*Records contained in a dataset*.
- - - - -

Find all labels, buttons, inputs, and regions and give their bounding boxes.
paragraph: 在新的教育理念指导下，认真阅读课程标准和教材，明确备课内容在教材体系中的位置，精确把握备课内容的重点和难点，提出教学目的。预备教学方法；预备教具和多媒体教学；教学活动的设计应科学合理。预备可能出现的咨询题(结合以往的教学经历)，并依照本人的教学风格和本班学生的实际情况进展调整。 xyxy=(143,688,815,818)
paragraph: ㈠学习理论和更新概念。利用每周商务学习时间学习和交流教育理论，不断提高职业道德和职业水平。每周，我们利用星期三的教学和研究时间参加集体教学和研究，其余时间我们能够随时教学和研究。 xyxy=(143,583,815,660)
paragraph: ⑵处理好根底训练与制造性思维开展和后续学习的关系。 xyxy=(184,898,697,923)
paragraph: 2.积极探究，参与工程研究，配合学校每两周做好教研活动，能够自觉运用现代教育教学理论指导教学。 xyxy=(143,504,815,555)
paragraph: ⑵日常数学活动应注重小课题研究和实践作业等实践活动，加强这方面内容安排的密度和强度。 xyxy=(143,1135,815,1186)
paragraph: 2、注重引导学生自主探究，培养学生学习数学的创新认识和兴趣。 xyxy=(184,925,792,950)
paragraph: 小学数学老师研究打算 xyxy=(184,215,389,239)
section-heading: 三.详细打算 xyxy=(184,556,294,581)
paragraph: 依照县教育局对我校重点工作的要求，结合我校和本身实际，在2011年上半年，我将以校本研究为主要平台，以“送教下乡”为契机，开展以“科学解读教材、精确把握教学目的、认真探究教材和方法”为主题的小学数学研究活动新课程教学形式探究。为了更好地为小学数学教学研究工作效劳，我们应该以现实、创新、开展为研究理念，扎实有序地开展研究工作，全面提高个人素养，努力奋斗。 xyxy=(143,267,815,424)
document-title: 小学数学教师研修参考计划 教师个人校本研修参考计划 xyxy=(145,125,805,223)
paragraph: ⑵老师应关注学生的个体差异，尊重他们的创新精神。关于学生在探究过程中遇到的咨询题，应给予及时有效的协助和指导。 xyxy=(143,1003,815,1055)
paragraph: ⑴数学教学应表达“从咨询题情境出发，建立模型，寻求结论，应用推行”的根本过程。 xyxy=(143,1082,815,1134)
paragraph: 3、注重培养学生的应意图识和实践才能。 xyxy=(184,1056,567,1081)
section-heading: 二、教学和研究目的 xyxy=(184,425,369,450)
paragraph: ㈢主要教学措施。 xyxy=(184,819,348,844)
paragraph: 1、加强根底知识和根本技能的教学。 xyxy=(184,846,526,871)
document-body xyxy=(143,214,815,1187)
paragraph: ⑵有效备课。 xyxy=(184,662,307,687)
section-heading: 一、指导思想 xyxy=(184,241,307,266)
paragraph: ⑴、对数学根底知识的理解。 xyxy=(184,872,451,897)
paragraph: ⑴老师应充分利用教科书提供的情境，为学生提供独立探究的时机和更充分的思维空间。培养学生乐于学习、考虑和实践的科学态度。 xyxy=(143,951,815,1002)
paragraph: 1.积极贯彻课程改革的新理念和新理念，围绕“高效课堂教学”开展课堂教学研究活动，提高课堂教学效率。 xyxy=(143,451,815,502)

- - - - -

*Work required*.
Reproduce every one of the lines above verbatim, keeping their original order.

*Written response*.
Find all labels, buttons, inputs, and regions and give their bounding boxes.
paragraph: 在新的教育理念指导下，认真阅读课程标准和教材，明确备课内容在教材体系中的位置，精确把握备课内容的重点和难点，提出教学目的。预备教学方法；预备教具和多媒体教学；教学活动的设计应科学合理。预备可能出现的咨询题(结合以往的教学经历)，并依照本人的教学风格和本班学生的实际情况进展调整。 xyxy=(143,688,815,818)
paragraph: ㈠学习理论和更新概念。利用每周商务学习时间学习和交流教育理论，不断提高职业道德和职业水平。每周，我们利用星期三的教学和研究时间参加集体教学和研究，其余时间我们能够随时教学和研究。 xyxy=(143,583,815,660)
paragraph: ⑵处理好根底训练与制造性思维开展和后续学习的关系。 xyxy=(184,898,697,923)
paragraph: 2.积极探究，参与工程研究，配合学校每两周做好教研活动，能够自觉运用现代教育教学理论指导教学。 xyxy=(143,504,815,555)
paragraph: ⑵日常数学活动应注重小课题研究和实践作业等实践活动，加强这方面内容安排的密度和强度。 xyxy=(143,1135,815,1186)
paragraph: 2、注重引导学生自主探究，培养学生学习数学的创新认识和兴趣。 xyxy=(184,925,792,950)
paragraph: 小学数学老师研究打算 xyxy=(184,215,389,239)
section-heading: 三.详细打算 xyxy=(184,556,294,581)
paragraph: 依照县教育局对我校重点工作的要求，结合我校和本身实际，在2011年上半年，我将以校本研究为主要平台，以“送教下乡”为契机，开展以“科学解读教材、精确把握教学目的、认真探究教材和方法”为主题的小学数学研究活动新课程教学形式探究。为了更好地为小学数学教学研究工作效劳，我们应该以现实、创新、开展为研究理念，扎实有序地开展研究工作，全面提高个人素养，努力奋斗。 xyxy=(143,267,815,424)
document-title: 小学数学教师研修参考计划 教师个人校本研修参考计划 xyxy=(145,125,805,223)
paragraph: ⑵老师应关注学生的个体差异，尊重他们的创新精神。关于学生在探究过程中遇到的咨询题，应给予及时有效的协助和指导。 xyxy=(143,1003,815,1055)
paragraph: ⑴数学教学应表达“从咨询题情境出发，建立模型，寻求结论，应用推行”的根本过程。 xyxy=(143,1082,815,1134)
paragraph: 3、注重培养学生的应意图识和实践才能。 xyxy=(184,1056,567,1081)
section-heading: 二、教学和研究目的 xyxy=(184,425,369,450)
paragraph: ㈢主要教学措施。 xyxy=(184,819,348,844)
paragraph: 1、加强根底知识和根本技能的教学。 xyxy=(184,846,526,871)
document-body xyxy=(143,214,815,1187)
paragraph: ⑵有效备课。 xyxy=(184,662,307,687)
section-heading: 一、指导思想 xyxy=(184,241,307,266)
paragraph: ⑴、对数学根底知识的理解。 xyxy=(184,872,451,897)
paragraph: ⑴老师应充分利用教科书提供的情境，为学生提供独立探究的时机和更充分的思维空间。培养学生乐于学习、考虑和实践的科学态度。 xyxy=(143,951,815,1002)
paragraph: 1.积极贯彻课程改革的新理念和新理念，围绕“高效课堂教学”开展课堂教学研究活动，提高课堂教学效率。 xyxy=(143,451,815,502)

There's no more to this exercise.